The exercise:
Keep only the lines of the data below that contain "слова", and copy them.

Given data:
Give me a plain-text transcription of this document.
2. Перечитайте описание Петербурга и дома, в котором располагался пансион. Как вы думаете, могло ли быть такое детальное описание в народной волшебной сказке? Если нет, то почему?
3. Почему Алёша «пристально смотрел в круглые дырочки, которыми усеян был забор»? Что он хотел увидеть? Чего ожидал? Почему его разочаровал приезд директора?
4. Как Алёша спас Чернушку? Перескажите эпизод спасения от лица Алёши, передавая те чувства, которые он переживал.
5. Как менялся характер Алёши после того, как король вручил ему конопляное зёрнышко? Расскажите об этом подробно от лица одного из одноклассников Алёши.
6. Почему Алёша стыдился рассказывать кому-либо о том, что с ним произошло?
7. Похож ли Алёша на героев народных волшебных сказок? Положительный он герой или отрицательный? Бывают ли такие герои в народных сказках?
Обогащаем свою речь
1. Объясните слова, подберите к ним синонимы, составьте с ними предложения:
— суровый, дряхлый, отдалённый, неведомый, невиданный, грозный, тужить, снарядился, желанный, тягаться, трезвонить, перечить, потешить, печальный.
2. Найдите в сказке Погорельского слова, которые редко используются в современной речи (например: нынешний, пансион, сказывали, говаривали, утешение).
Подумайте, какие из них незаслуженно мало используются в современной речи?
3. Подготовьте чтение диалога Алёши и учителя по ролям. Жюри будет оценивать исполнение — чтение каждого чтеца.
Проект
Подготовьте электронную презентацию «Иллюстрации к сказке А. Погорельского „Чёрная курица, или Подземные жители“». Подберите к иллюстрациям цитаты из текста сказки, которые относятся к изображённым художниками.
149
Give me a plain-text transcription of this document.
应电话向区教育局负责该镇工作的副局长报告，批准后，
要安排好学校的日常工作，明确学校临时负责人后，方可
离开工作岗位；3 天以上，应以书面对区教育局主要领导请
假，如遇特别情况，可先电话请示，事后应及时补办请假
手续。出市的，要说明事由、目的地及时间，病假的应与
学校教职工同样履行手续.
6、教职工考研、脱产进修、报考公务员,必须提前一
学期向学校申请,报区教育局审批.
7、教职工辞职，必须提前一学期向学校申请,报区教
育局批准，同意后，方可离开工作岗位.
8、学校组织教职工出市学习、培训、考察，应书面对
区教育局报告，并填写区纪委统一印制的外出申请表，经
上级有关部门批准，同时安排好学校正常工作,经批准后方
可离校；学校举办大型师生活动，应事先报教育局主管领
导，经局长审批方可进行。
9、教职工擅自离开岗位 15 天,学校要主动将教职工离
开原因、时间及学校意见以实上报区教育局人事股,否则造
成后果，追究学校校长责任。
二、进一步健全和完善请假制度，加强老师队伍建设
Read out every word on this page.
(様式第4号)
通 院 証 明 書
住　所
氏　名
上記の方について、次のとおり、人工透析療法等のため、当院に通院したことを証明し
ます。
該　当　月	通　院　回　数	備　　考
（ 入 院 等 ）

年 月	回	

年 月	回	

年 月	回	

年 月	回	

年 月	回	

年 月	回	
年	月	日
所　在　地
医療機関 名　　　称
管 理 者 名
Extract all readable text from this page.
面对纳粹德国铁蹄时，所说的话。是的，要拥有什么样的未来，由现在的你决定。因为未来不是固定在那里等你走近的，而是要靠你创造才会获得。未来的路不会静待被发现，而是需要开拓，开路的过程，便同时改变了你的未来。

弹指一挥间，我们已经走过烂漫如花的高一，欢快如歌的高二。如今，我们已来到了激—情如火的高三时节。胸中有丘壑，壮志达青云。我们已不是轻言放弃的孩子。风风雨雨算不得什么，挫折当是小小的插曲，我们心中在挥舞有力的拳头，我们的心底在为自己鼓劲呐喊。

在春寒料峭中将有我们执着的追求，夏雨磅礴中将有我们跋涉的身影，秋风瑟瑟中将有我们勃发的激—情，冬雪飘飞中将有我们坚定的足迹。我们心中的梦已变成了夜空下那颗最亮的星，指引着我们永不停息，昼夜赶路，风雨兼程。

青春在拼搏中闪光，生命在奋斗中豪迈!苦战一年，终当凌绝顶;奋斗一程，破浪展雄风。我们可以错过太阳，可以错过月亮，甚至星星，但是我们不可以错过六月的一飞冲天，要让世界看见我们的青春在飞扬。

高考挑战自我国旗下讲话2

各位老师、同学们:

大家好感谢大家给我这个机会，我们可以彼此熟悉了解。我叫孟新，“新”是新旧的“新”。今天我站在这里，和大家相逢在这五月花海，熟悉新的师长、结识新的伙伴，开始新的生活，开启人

Reply to the task:
1. Объясните слова, подберите к ним синонимы, составьте с ними предложения:
2. Найдите в сказке Погорельского слова, которые редко используются в современной речи (например: нынешний, пансион, сказывали, говаривали, утешение).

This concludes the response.